What you need to do —
Word for word, quote all of the material, omitting the pictures.

____ Materials provided

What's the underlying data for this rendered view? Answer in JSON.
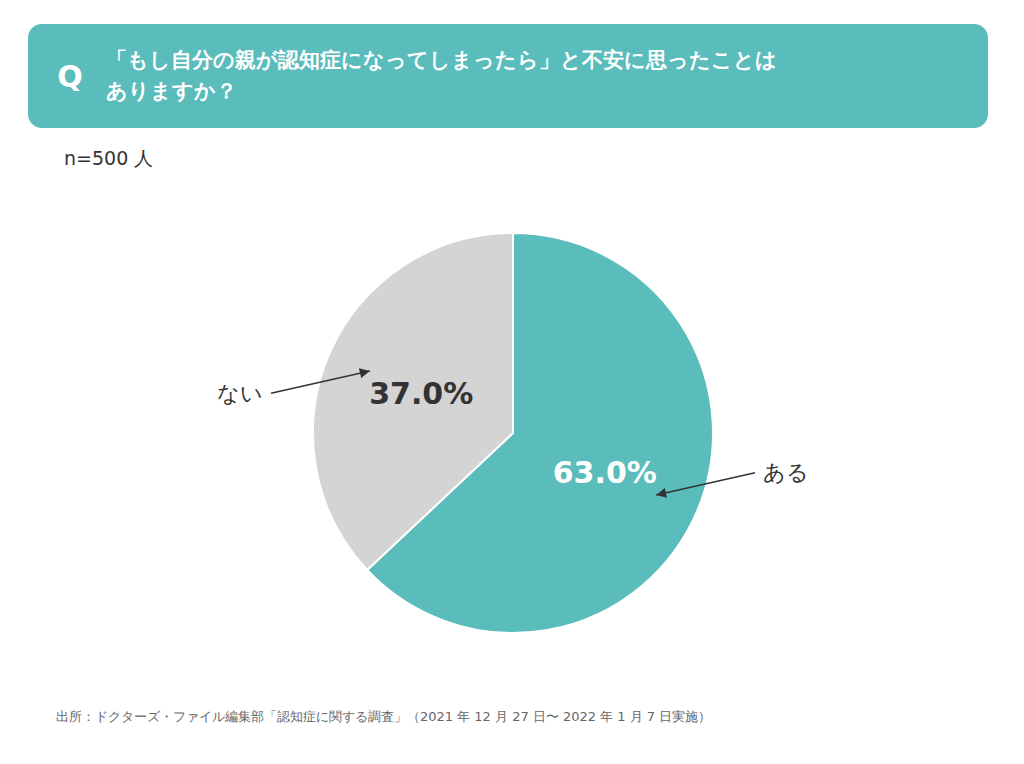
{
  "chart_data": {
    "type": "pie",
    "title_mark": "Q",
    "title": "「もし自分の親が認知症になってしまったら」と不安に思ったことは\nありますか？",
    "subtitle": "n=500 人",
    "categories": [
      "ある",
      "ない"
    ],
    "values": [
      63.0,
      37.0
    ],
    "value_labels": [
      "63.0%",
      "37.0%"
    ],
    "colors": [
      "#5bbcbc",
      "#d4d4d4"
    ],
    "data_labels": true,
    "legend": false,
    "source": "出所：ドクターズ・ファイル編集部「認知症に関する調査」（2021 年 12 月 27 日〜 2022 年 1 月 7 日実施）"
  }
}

________

Reply —
What's the underlying data for this rendered view? Answer in JSON.
{
  "chart_data": {
    "type": "pie",
    "title_mark": "Q",
    "title": "「もし自分の親が認知症になってしまったら」と不安に思ったことは\nありますか？",
    "subtitle": "n=500 人",
    "categories": [
      "ある",
      "ない"
    ],
    "values": [
      63.0,
      37.0
    ],
    "value_labels": [
      "63.0%",
      "37.0%"
    ],
    "colors": [
      "#5bbcbc",
      "#d4d4d4"
    ],
    "data_labels": true,
    "legend": false,
    "source": "出所：ドクターズ・ファイル編集部「認知症に関する調査」（2021 年 12 月 27 日〜 2022 年 1 月 7 日実施）"
  }
}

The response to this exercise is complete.